▶ **Your goal**
Show all lines from the listing below that contain "approaches".

━━━━

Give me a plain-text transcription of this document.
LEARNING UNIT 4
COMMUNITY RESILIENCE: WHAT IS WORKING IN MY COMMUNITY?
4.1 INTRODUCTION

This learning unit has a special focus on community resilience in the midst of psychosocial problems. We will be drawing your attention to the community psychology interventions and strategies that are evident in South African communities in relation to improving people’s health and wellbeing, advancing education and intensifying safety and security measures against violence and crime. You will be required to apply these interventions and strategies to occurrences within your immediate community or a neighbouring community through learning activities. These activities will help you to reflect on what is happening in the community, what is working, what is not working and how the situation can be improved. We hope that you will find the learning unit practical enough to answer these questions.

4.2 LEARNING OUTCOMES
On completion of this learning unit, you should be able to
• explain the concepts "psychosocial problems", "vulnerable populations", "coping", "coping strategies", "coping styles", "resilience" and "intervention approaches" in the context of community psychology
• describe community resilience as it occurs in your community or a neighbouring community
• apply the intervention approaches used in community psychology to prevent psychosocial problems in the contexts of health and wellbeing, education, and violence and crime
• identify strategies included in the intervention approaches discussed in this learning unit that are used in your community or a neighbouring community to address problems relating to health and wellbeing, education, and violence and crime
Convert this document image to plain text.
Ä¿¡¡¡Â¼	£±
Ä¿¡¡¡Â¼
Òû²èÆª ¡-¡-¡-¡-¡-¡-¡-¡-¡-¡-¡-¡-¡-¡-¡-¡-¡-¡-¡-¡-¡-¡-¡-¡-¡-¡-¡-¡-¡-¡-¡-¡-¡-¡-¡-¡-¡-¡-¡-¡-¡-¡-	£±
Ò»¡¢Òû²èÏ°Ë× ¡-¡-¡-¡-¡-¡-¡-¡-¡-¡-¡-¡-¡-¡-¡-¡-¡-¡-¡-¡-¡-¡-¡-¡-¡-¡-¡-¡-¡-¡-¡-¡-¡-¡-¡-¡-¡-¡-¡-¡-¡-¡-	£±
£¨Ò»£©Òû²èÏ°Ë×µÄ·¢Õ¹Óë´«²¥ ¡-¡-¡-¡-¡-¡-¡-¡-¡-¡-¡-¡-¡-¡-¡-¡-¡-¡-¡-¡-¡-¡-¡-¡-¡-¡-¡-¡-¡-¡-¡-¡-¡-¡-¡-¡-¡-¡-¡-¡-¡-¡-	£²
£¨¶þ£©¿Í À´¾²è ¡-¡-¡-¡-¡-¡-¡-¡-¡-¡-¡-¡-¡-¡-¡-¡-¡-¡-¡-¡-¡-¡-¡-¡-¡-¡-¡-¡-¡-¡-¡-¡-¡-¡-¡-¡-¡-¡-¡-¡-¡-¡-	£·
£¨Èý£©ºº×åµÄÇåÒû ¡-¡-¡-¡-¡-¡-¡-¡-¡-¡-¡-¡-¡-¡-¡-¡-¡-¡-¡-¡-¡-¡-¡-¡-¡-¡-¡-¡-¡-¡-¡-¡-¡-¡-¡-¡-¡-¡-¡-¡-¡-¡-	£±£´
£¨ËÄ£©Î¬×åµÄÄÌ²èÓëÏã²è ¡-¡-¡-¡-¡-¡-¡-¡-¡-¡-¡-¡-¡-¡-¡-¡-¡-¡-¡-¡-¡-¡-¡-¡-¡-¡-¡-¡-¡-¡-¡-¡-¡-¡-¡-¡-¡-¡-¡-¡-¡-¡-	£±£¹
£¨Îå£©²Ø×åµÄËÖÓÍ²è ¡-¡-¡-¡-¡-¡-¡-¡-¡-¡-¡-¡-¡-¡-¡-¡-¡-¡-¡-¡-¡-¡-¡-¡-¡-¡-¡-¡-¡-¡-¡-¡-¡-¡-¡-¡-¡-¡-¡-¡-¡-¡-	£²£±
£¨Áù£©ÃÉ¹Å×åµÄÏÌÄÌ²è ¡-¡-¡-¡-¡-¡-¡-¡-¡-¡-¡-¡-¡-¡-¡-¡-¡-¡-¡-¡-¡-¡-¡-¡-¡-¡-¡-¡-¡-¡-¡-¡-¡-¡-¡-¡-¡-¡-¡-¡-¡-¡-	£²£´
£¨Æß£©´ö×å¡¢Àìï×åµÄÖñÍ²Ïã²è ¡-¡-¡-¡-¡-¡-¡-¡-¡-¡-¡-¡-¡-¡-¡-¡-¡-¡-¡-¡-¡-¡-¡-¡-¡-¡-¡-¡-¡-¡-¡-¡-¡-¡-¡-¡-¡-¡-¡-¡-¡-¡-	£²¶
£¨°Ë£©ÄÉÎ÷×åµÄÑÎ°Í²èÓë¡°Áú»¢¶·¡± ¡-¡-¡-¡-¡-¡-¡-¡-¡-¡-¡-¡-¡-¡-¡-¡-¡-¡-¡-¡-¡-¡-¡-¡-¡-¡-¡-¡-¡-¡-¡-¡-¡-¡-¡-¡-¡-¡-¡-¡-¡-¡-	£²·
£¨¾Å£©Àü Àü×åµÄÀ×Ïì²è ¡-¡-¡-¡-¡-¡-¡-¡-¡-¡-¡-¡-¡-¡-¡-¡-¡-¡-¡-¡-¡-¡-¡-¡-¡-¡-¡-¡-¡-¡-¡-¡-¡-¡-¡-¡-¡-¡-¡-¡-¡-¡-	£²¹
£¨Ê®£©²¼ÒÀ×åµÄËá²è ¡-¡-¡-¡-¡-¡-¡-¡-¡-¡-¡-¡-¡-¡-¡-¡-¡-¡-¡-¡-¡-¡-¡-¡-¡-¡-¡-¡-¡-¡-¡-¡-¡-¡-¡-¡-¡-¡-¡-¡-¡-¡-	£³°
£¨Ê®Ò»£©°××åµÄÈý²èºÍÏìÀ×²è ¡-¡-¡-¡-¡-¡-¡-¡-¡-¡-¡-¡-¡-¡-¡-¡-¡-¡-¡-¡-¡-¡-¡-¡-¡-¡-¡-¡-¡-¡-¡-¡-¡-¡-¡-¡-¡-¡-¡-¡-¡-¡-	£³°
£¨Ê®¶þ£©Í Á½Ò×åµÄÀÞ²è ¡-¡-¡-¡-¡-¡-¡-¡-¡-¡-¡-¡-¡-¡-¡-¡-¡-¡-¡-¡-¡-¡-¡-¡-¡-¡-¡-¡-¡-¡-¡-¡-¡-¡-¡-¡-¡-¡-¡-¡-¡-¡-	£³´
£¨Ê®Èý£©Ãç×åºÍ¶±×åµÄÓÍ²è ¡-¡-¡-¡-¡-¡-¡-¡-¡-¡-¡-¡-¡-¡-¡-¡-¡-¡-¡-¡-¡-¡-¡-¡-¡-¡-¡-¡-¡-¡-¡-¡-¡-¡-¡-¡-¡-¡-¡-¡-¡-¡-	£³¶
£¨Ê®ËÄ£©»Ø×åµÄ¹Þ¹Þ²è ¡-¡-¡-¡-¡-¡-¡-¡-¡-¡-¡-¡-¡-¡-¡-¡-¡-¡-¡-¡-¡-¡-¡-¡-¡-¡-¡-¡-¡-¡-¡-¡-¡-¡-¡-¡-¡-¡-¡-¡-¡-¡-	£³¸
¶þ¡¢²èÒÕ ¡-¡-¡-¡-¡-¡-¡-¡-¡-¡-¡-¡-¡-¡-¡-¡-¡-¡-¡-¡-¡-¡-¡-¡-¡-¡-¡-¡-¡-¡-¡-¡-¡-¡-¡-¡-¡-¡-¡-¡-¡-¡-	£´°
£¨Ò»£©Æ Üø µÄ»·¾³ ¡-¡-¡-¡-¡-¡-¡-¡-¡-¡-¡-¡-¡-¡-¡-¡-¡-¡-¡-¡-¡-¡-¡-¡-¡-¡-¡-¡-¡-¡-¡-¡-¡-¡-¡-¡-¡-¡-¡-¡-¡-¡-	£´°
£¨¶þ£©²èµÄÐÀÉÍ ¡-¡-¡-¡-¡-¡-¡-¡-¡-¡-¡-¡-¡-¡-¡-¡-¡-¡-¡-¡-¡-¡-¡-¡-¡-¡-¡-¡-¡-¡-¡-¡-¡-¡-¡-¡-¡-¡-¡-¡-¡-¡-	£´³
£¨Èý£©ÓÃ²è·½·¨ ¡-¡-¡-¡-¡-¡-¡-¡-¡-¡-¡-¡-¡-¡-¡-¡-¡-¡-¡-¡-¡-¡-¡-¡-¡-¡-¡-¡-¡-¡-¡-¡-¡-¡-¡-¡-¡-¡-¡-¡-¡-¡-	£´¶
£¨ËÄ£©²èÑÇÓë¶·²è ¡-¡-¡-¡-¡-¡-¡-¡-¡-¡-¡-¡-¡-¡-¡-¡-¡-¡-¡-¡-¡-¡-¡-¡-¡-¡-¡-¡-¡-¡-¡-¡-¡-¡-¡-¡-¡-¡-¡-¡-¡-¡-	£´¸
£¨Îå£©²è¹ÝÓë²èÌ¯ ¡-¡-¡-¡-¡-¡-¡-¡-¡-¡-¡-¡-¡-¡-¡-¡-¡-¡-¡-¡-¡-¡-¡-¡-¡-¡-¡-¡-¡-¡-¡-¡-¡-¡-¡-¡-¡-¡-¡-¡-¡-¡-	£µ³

━━━━

▶ **Solution for this task**
• explain the concepts "psychosocial problems", "vulnerable populations", "coping", "coping strategies", "coping styles", "resilience" and "intervention approaches" in the context of community psychology
• apply the intervention approaches used in community psychology to prevent psychosocial problems in the contexts of health and wellbeing, education, and violence and crime
• identify strategies included in the intervention approaches discussed in this learning unit that are used in your community or a neighbouring community to address problems relating to health and wellbeing, education, and violence and crime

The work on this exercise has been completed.